→ What is expected
Reproduce each of the lines below exactly, but leave the pictures out of your answer.

## begin Material provided

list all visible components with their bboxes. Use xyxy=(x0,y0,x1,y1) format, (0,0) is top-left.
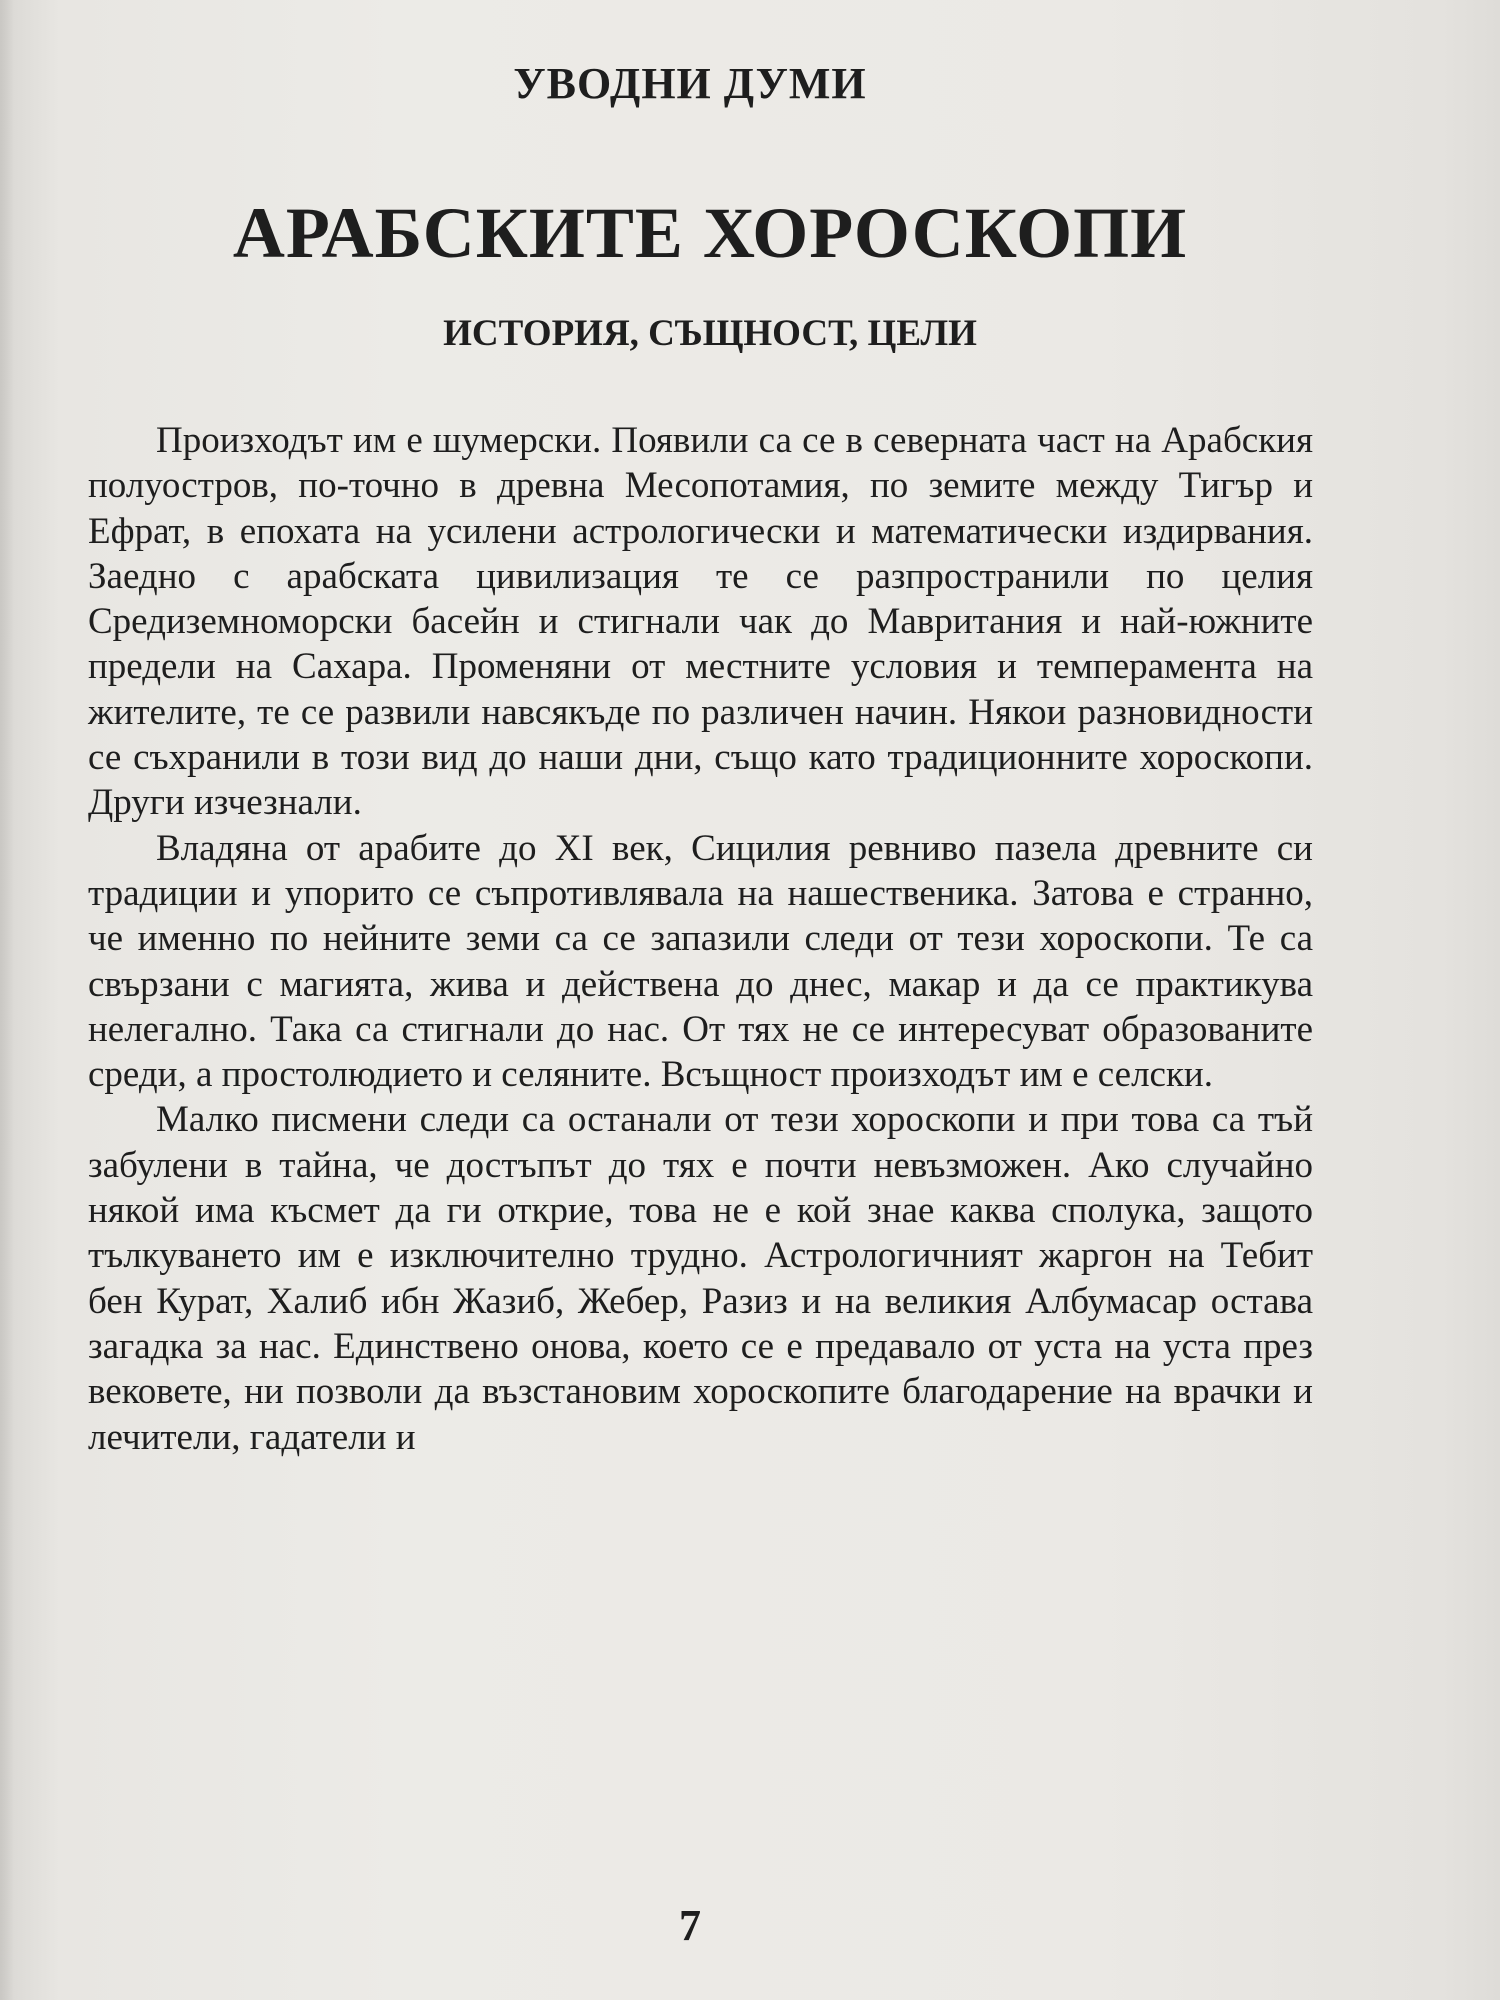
spine-shadow xyxy=(0,0,14,2000)
body-text xyxy=(88,418,1313,1460)
chapter-title: АРАБСКИТЕ ХОРОСКОПИ xyxy=(232,193,1188,273)
paragraph: Произходът им е шумерски. Появили са се в северната част на Арабския полуостров, по-точно в древна Месопотамия, по земите между Тигър и Ефрат, в епохата на усилени астрологически и математически издирвания. Заедно с арабската цивилизация те се разпространили по целия Средиземноморски басейн и стигнали чак до Мавритания и най-южните предели на Сахара. Променяни от местните условия и темперамента на жителите, те се развили навсякъде по различен начин. Някои разновидности се съхранили в този вид до наши дни, също като традиционните хороскопи. Други изчезнали. xyxy=(88,420,1313,824)
paragraph: Малко писмени следи са останали от тези хороскопи и при това са тъй забулени в тайна, че достъпът до тях е почти невъзможен. Ако случайно някой има късмет да ги открие, това не е кой знае каква сполука, защото тълкуването им е изключително трудно. Астрологичният жаргон на Тебит бен Курат, Халиб ибн Жазиб, Жебер, Разиз и на великия Албумасар остава загадка за нас. Единствено онова, което се е предавало от уста на уста през вековете, ни позволи да възстановим хороскопите благодарение на врачки и лечители, гадатели и xyxy=(88,1099,1313,1458)
section-title: УВОДНИ ДУМИ xyxy=(513,59,867,108)
paragraph: Владяна от арабите до XI век, Сицилия ревниво пазела древните си традиции и упорито се съпротивлявала на нашественика. Затова е странно, че именно по нейните земи са се запазили следи от тези хороскопи. Те са свързани с магията, жива и действена до днес, макар и да се практикува нелегално. Така са стигнали до нас. От тях не се интересуват образованите среди, а простолюдието и селяните. Всъщност произходът им е селски. xyxy=(88,827,1313,1096)
chapter-subtitle: ИСТОРИЯ, СЪЩНОСТ, ЦЕЛИ xyxy=(443,313,977,354)
page-number: 7 xyxy=(679,1901,701,1950)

## end Material provided

→ Expected answer
list all visible components with their bboxes. Use xyxy=(x0,y0,x1,y1) format, (0,0) is top-left.
spine-shadow xyxy=(0,0,14,2000)
body-text xyxy=(88,418,1313,1460)
chapter-title: АРАБСКИТЕ ХОРОСКОПИ xyxy=(232,193,1188,273)
paragraph: Произходът им е шумерски. Появили са се в северната част на Арабския полуостров, по-точно в древна Месопотамия, по земите между Тигър и Ефрат, в епохата на усилени астрологически и математически издирвания. Заедно с арабската цивилизация те се разпространили по целия Средиземноморски басейн и стигнали чак до Мавритания и най-южните предели на Сахара. Променяни от местните условия и темперамента на жителите, те се развили навсякъде по различен начин. Някои разновидности се съхранили в този вид до наши дни, също като традиционните хороскопи. Други изчезнали. xyxy=(88,420,1313,824)
paragraph: Малко писмени следи са останали от тези хороскопи и при това са тъй забулени в тайна, че достъпът до тях е почти невъзможен. Ако случайно някой има късмет да ги открие, това не е кой знае каква сполука, защото тълкуването им е изключително трудно. Астрологичният жаргон на Тебит бен Курат, Халиб ибн Жазиб, Жебер, Разиз и на великия Албумасар остава загадка за нас. Единствено онова, което се е предавало от уста на уста през вековете, ни позволи да възстановим хороскопите благодарение на врачки и лечители, гадатели и xyxy=(88,1099,1313,1458)
section-title: УВОДНИ ДУМИ xyxy=(513,59,867,108)
paragraph: Владяна от арабите до XI век, Сицилия ревниво пазела древните си традиции и упорито се съпротивлявала на нашественика. Затова е странно, че именно по нейните земи са се запазили следи от тези хороскопи. Те са свързани с магията, жива и действена до днес, макар и да се практикува нелегално. Така са стигнали до нас. От тях не се интересуват образованите среди, а простолюдието и селяните. Всъщност произходът им е селски. xyxy=(88,827,1313,1096)
chapter-subtitle: ИСТОРИЯ, СЪЩНОСТ, ЦЕЛИ xyxy=(443,313,977,354)
page-number: 7 xyxy=(679,1901,701,1950)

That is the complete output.